## begin GIVEN RECORDS

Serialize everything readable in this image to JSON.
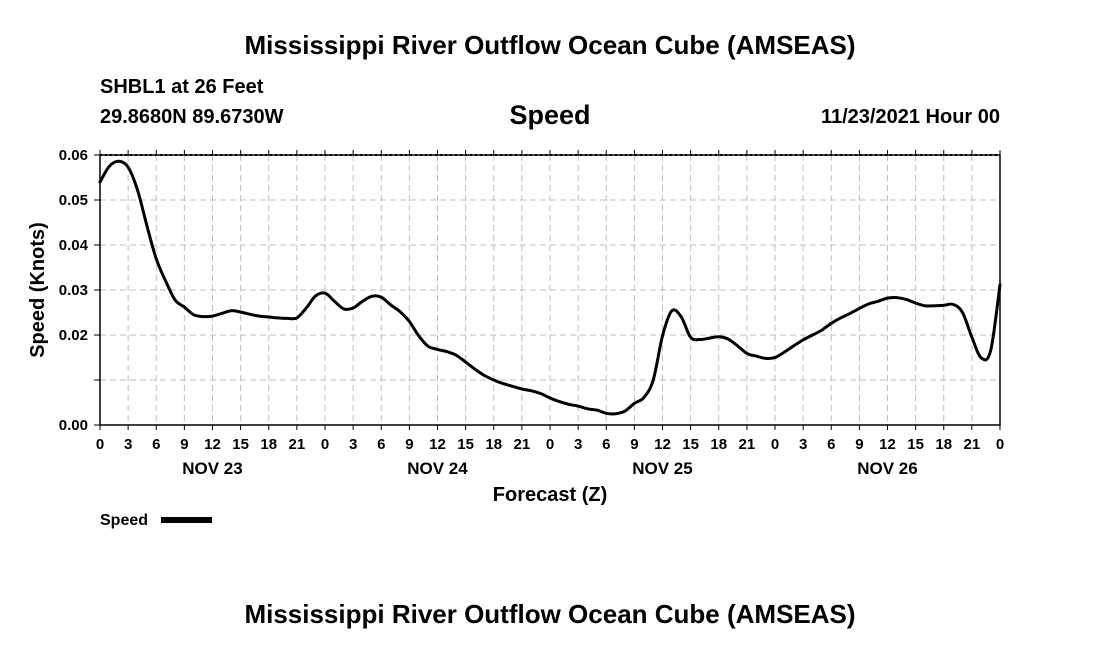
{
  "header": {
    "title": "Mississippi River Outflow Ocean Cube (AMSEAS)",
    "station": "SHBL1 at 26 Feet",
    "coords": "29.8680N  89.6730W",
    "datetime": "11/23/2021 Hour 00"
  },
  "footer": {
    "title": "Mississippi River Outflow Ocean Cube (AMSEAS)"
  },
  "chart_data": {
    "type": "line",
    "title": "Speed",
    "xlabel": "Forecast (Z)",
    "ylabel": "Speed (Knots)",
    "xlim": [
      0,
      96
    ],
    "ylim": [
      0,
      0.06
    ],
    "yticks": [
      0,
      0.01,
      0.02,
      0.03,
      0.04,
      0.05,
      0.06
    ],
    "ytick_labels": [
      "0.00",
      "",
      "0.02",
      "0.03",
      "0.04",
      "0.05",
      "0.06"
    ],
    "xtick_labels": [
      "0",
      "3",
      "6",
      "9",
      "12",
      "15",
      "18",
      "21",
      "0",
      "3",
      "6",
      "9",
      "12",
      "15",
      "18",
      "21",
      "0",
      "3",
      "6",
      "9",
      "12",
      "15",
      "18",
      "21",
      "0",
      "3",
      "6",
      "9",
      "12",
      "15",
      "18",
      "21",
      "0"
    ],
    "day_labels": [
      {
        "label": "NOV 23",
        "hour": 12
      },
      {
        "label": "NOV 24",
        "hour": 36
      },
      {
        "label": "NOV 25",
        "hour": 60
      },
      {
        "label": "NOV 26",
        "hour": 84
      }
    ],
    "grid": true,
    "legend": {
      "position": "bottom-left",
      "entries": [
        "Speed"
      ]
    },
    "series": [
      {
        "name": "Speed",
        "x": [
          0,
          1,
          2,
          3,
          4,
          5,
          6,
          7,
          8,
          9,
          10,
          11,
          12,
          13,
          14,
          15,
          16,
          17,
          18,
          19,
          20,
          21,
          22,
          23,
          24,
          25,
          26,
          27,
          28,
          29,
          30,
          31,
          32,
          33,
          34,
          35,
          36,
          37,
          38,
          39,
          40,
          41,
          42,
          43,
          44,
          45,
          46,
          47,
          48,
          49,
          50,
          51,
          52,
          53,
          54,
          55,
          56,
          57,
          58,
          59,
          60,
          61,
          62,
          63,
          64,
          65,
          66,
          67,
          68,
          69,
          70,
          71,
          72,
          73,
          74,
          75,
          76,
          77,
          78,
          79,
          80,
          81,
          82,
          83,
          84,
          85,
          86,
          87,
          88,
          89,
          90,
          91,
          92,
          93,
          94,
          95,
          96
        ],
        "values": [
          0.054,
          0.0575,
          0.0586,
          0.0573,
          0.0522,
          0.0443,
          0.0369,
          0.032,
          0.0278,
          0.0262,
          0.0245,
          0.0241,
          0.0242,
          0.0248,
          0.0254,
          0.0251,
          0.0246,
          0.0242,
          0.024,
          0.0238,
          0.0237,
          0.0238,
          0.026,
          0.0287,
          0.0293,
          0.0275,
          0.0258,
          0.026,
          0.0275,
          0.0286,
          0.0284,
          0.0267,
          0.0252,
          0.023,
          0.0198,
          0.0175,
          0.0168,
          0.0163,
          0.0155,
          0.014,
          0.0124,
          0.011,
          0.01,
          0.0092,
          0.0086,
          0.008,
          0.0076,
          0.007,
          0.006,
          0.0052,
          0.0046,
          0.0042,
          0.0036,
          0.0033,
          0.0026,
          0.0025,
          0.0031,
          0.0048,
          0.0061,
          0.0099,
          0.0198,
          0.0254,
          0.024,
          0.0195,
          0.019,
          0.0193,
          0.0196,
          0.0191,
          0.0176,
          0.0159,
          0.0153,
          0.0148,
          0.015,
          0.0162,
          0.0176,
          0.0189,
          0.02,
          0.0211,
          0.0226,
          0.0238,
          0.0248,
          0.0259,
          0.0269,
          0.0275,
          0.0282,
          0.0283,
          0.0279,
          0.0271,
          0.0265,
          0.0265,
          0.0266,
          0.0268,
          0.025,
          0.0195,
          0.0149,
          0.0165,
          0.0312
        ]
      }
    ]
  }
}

## end GIVEN RECORDS

GIVEN REQUEST:
Above are records with pictures; repeat the records exactly and leave the pictures out.

EXERCISE RESPONSE:
Serialize everything readable in this image to JSON.
{
  "header": {
    "title": "Mississippi River Outflow Ocean Cube (AMSEAS)",
    "station": "SHBL1 at 26 Feet",
    "coords": "29.8680N  89.6730W",
    "datetime": "11/23/2021 Hour 00"
  },
  "footer": {
    "title": "Mississippi River Outflow Ocean Cube (AMSEAS)"
  },
  "chart_data": {
    "type": "line",
    "title": "Speed",
    "xlabel": "Forecast (Z)",
    "ylabel": "Speed (Knots)",
    "xlim": [
      0,
      96
    ],
    "ylim": [
      0,
      0.06
    ],
    "yticks": [
      0,
      0.01,
      0.02,
      0.03,
      0.04,
      0.05,
      0.06
    ],
    "ytick_labels": [
      "0.00",
      "",
      "0.02",
      "0.03",
      "0.04",
      "0.05",
      "0.06"
    ],
    "xtick_labels": [
      "0",
      "3",
      "6",
      "9",
      "12",
      "15",
      "18",
      "21",
      "0",
      "3",
      "6",
      "9",
      "12",
      "15",
      "18",
      "21",
      "0",
      "3",
      "6",
      "9",
      "12",
      "15",
      "18",
      "21",
      "0",
      "3",
      "6",
      "9",
      "12",
      "15",
      "18",
      "21",
      "0"
    ],
    "day_labels": [
      {
        "label": "NOV 23",
        "hour": 12
      },
      {
        "label": "NOV 24",
        "hour": 36
      },
      {
        "label": "NOV 25",
        "hour": 60
      },
      {
        "label": "NOV 26",
        "hour": 84
      }
    ],
    "grid": true,
    "legend": {
      "position": "bottom-left",
      "entries": [
        "Speed"
      ]
    },
    "series": [
      {
        "name": "Speed",
        "x": [
          0,
          1,
          2,
          3,
          4,
          5,
          6,
          7,
          8,
          9,
          10,
          11,
          12,
          13,
          14,
          15,
          16,
          17,
          18,
          19,
          20,
          21,
          22,
          23,
          24,
          25,
          26,
          27,
          28,
          29,
          30,
          31,
          32,
          33,
          34,
          35,
          36,
          37,
          38,
          39,
          40,
          41,
          42,
          43,
          44,
          45,
          46,
          47,
          48,
          49,
          50,
          51,
          52,
          53,
          54,
          55,
          56,
          57,
          58,
          59,
          60,
          61,
          62,
          63,
          64,
          65,
          66,
          67,
          68,
          69,
          70,
          71,
          72,
          73,
          74,
          75,
          76,
          77,
          78,
          79,
          80,
          81,
          82,
          83,
          84,
          85,
          86,
          87,
          88,
          89,
          90,
          91,
          92,
          93,
          94,
          95,
          96
        ],
        "values": [
          0.054,
          0.0575,
          0.0586,
          0.0573,
          0.0522,
          0.0443,
          0.0369,
          0.032,
          0.0278,
          0.0262,
          0.0245,
          0.0241,
          0.0242,
          0.0248,
          0.0254,
          0.0251,
          0.0246,
          0.0242,
          0.024,
          0.0238,
          0.0237,
          0.0238,
          0.026,
          0.0287,
          0.0293,
          0.0275,
          0.0258,
          0.026,
          0.0275,
          0.0286,
          0.0284,
          0.0267,
          0.0252,
          0.023,
          0.0198,
          0.0175,
          0.0168,
          0.0163,
          0.0155,
          0.014,
          0.0124,
          0.011,
          0.01,
          0.0092,
          0.0086,
          0.008,
          0.0076,
          0.007,
          0.006,
          0.0052,
          0.0046,
          0.0042,
          0.0036,
          0.0033,
          0.0026,
          0.0025,
          0.0031,
          0.0048,
          0.0061,
          0.0099,
          0.0198,
          0.0254,
          0.024,
          0.0195,
          0.019,
          0.0193,
          0.0196,
          0.0191,
          0.0176,
          0.0159,
          0.0153,
          0.0148,
          0.015,
          0.0162,
          0.0176,
          0.0189,
          0.02,
          0.0211,
          0.0226,
          0.0238,
          0.0248,
          0.0259,
          0.0269,
          0.0275,
          0.0282,
          0.0283,
          0.0279,
          0.0271,
          0.0265,
          0.0265,
          0.0266,
          0.0268,
          0.025,
          0.0195,
          0.0149,
          0.0165,
          0.0312
        ]
      }
    ]
  }
}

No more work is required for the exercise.